### Input
>>>

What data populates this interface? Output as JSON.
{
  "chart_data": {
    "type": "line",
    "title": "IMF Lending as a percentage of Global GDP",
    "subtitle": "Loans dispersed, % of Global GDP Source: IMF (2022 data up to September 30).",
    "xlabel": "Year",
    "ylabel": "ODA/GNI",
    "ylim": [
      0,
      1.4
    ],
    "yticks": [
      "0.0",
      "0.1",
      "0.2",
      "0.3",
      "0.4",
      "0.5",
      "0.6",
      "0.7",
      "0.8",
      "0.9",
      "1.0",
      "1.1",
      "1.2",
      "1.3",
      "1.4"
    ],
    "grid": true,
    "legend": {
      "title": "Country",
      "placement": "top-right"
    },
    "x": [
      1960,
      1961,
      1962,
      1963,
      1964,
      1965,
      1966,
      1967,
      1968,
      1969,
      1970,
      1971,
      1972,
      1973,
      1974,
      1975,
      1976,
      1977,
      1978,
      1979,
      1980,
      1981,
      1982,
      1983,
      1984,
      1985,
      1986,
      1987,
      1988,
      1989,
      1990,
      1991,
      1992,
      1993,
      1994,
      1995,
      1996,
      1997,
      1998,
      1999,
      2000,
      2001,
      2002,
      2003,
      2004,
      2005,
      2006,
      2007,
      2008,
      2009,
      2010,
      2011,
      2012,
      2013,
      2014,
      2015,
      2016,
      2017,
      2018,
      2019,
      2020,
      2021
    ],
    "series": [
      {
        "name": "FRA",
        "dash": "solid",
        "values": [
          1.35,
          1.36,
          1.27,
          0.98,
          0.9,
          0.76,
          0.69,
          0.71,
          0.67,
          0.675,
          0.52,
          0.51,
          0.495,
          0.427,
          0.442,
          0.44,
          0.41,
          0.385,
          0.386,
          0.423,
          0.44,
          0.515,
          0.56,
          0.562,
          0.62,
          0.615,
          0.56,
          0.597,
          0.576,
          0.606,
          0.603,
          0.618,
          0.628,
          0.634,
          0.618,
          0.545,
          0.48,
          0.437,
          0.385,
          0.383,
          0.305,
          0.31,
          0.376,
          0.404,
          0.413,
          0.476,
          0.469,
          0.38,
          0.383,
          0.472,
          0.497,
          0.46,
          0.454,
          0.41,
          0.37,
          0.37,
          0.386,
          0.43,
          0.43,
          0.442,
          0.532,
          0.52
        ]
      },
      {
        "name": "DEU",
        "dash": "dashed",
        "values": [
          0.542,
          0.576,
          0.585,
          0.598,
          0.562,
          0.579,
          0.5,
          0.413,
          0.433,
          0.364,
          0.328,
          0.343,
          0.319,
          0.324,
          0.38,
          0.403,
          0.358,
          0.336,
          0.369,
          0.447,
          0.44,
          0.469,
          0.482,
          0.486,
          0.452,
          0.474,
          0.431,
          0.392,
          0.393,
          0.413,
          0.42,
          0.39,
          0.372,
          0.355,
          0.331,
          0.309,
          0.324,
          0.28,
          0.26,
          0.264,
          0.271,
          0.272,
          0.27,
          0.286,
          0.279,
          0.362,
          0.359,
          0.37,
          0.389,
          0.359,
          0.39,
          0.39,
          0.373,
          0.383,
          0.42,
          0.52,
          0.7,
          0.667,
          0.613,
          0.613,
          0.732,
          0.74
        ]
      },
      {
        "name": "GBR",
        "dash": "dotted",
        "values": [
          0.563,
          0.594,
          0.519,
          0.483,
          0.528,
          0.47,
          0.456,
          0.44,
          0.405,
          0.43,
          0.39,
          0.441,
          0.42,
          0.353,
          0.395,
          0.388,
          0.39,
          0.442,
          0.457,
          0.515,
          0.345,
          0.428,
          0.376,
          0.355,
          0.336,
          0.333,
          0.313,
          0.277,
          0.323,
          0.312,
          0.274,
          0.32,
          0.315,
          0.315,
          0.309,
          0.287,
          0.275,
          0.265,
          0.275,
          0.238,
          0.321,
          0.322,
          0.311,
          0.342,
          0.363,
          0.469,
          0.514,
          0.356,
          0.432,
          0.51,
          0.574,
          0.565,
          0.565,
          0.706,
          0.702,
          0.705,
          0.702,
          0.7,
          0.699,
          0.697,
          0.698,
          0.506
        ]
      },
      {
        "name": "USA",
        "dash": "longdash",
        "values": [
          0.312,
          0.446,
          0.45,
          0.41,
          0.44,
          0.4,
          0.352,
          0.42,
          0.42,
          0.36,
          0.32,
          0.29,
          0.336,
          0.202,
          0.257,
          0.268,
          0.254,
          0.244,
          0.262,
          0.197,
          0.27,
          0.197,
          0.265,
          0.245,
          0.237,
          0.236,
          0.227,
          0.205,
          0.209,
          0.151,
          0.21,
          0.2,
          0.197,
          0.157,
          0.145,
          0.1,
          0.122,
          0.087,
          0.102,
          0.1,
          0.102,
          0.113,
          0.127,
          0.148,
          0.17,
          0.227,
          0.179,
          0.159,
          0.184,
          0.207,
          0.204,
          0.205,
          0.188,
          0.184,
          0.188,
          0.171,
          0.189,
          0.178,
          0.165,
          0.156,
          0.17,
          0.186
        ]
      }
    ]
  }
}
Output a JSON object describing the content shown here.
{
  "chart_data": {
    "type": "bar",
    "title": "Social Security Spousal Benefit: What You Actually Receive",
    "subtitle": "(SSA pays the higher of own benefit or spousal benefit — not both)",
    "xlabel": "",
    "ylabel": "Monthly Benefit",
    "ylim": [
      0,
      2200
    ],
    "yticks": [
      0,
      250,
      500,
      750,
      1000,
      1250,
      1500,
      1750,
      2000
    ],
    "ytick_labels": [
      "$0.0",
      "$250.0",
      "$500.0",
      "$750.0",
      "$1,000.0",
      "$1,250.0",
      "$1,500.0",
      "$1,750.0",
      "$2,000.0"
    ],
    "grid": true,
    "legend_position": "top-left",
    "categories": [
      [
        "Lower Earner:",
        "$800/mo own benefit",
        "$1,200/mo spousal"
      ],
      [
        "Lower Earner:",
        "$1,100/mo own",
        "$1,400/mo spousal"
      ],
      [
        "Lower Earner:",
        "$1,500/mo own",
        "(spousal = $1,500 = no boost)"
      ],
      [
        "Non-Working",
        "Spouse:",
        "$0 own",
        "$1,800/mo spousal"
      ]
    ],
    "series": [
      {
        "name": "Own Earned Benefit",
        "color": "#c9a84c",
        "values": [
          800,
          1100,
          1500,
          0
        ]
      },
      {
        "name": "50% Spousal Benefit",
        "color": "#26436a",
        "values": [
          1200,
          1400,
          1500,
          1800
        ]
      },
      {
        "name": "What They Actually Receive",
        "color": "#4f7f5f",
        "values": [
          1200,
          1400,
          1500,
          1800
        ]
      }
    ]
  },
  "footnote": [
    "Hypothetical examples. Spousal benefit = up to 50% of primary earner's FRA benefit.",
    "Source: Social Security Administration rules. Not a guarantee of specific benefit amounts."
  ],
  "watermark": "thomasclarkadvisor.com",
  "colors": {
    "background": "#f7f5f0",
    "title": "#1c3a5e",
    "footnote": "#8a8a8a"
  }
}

<<<

Each line of the listing above should be output exactly.

What data populates this interface? Output as JSON.
{
  "chart_data": {
    "type": "line",
    "title": "IMF Lending as a percentage of Global GDP",
    "subtitle": "Loans dispersed, % of Global GDP Source: IMF (2022 data up to September 30).",
    "xlabel": "Year",
    "ylabel": "ODA/GNI",
    "ylim": [
      0,
      1.4
    ],
    "yticks": [
      "0.0",
      "0.1",
      "0.2",
      "0.3",
      "0.4",
      "0.5",
      "0.6",
      "0.7",
      "0.8",
      "0.9",
      "1.0",
      "1.1",
      "1.2",
      "1.3",
      "1.4"
    ],
    "grid": true,
    "legend": {
      "title": "Country",
      "placement": "top-right"
    },
    "x": [
      1960,
      1961,
      1962,
      1963,
      1964,
      1965,
      1966,
      1967,
      1968,
      1969,
      1970,
      1971,
      1972,
      1973,
      1974,
      1975,
      1976,
      1977,
      1978,
      1979,
      1980,
      1981,
      1982,
      1983,
      1984,
      1985,
      1986,
      1987,
      1988,
      1989,
      1990,
      1991,
      1992,
      1993,
      1994,
      1995,
      1996,
      1997,
      1998,
      1999,
      2000,
      2001,
      2002,
      2003,
      2004,
      2005,
      2006,
      2007,
      2008,
      2009,
      2010,
      2011,
      2012,
      2013,
      2014,
      2015,
      2016,
      2017,
      2018,
      2019,
      2020,
      2021
    ],
    "series": [
      {
        "name": "FRA",
        "dash": "solid",
        "values": [
          1.35,
          1.36,
          1.27,
          0.98,
          0.9,
          0.76,
          0.69,
          0.71,
          0.67,
          0.675,
          0.52,
          0.51,
          0.495,
          0.427,
          0.442,
          0.44,
          0.41,
          0.385,
          0.386,
          0.423,
          0.44,
          0.515,
          0.56,
          0.562,
          0.62,
          0.615,
          0.56,
          0.597,
          0.576,
          0.606,
          0.603,
          0.618,
          0.628,
          0.634,
          0.618,
          0.545,
          0.48,
          0.437,
          0.385,
          0.383,
          0.305,
          0.31,
          0.376,
          0.404,
          0.413,
          0.476,
          0.469,
          0.38,
          0.383,
          0.472,
          0.497,
          0.46,
          0.454,
          0.41,
          0.37,
          0.37,
          0.386,
          0.43,
          0.43,
          0.442,
          0.532,
          0.52
        ]
      },
      {
        "name": "DEU",
        "dash": "dashed",
        "values": [
          0.542,
          0.576,
          0.585,
          0.598,
          0.562,
          0.579,
          0.5,
          0.413,
          0.433,
          0.364,
          0.328,
          0.343,
          0.319,
          0.324,
          0.38,
          0.403,
          0.358,
          0.336,
          0.369,
          0.447,
          0.44,
          0.469,
          0.482,
          0.486,
          0.452,
          0.474,
          0.431,
          0.392,
          0.393,
          0.413,
          0.42,
          0.39,
          0.372,
          0.355,
          0.331,
          0.309,
          0.324,
          0.28,
          0.26,
          0.264,
          0.271,
          0.272,
          0.27,
          0.286,
          0.279,
          0.362,
          0.359,
          0.37,
          0.389,
          0.359,
          0.39,
          0.39,
          0.373,
          0.383,
          0.42,
          0.52,
          0.7,
          0.667,
          0.613,
          0.613,
          0.732,
          0.74
        ]
      },
      {
        "name": "GBR",
        "dash": "dotted",
        "values": [
          0.563,
          0.594,
          0.519,
          0.483,
          0.528,
          0.47,
          0.456,
          0.44,
          0.405,
          0.43,
          0.39,
          0.441,
          0.42,
          0.353,
          0.395,
          0.388,
          0.39,
          0.442,
          0.457,
          0.515,
          0.345,
          0.428,
          0.376,
          0.355,
          0.336,
          0.333,
          0.313,
          0.277,
          0.323,
          0.312,
          0.274,
          0.32,
          0.315,
          0.315,
          0.309,
          0.287,
          0.275,
          0.265,
          0.275,
          0.238,
          0.321,
          0.322,
          0.311,
          0.342,
          0.363,
          0.469,
          0.514,
          0.356,
          0.432,
          0.51,
          0.574,
          0.565,
          0.565,
          0.706,
          0.702,
          0.705,
          0.702,
          0.7,
          0.699,
          0.697,
          0.698,
          0.506
        ]
      },
      {
        "name": "USA",
        "dash": "longdash",
        "values": [
          0.312,
          0.446,
          0.45,
          0.41,
          0.44,
          0.4,
          0.352,
          0.42,
          0.42,
          0.36,
          0.32,
          0.29,
          0.336,
          0.202,
          0.257,
          0.268,
          0.254,
          0.244,
          0.262,
          0.197,
          0.27,
          0.197,
          0.265,
          0.245,
          0.237,
          0.236,
          0.227,
          0.205,
          0.209,
          0.151,
          0.21,
          0.2,
          0.197,
          0.157,
          0.145,
          0.1,
          0.122,
          0.087,
          0.102,
          0.1,
          0.102,
          0.113,
          0.127,
          0.148,
          0.17,
          0.227,
          0.179,
          0.159,
          0.184,
          0.207,
          0.204,
          0.205,
          0.188,
          0.184,
          0.188,
          0.171,
          0.189,
          0.178,
          0.165,
          0.156,
          0.17,
          0.186
        ]
      }
    ]
  }
}
Output a JSON object describing the content shown here.
{
  "chart_data": {
    "type": "bar",
    "title": "Social Security Spousal Benefit: What You Actually Receive",
    "subtitle": "(SSA pays the higher of own benefit or spousal benefit — not both)",
    "xlabel": "",
    "ylabel": "Monthly Benefit",
    "ylim": [
      0,
      2200
    ],
    "yticks": [
      0,
      250,
      500,
      750,
      1000,
      1250,
      1500,
      1750,
      2000
    ],
    "ytick_labels": [
      "$0.0",
      "$250.0",
      "$500.0",
      "$750.0",
      "$1,000.0",
      "$1,250.0",
      "$1,500.0",
      "$1,750.0",
      "$2,000.0"
    ],
    "grid": true,
    "legend_position": "top-left",
    "categories": [
      [
        "Lower Earner:",
        "$800/mo own benefit",
        "$1,200/mo spousal"
      ],
      [
        "Lower Earner:",
        "$1,100/mo own",
        "$1,400/mo spousal"
      ],
      [
        "Lower Earner:",
        "$1,500/mo own",
        "(spousal = $1,500 = no boost)"
      ],
      [
        "Non-Working",
        "Spouse:",
        "$0 own",
        "$1,800/mo spousal"
      ]
    ],
    "series": [
      {
        "name": "Own Earned Benefit",
        "color": "#c9a84c",
        "values": [
          800,
          1100,
          1500,
          0
        ]
      },
      {
        "name": "50% Spousal Benefit",
        "color": "#26436a",
        "values": [
          1200,
          1400,
          1500,
          1800
        ]
      },
      {
        "name": "What They Actually Receive",
        "color": "#4f7f5f",
        "values": [
          1200,
          1400,
          1500,
          1800
        ]
      }
    ]
  },
  "footnote": [
    "Hypothetical examples. Spousal benefit = up to 50% of primary earner's FRA benefit.",
    "Source: Social Security Administration rules. Not a guarantee of specific benefit amounts."
  ],
  "watermark": "thomasclarkadvisor.com",
  "colors": {
    "background": "#f7f5f0",
    "title": "#1c3a5e",
    "footnote": "#8a8a8a"
  }
}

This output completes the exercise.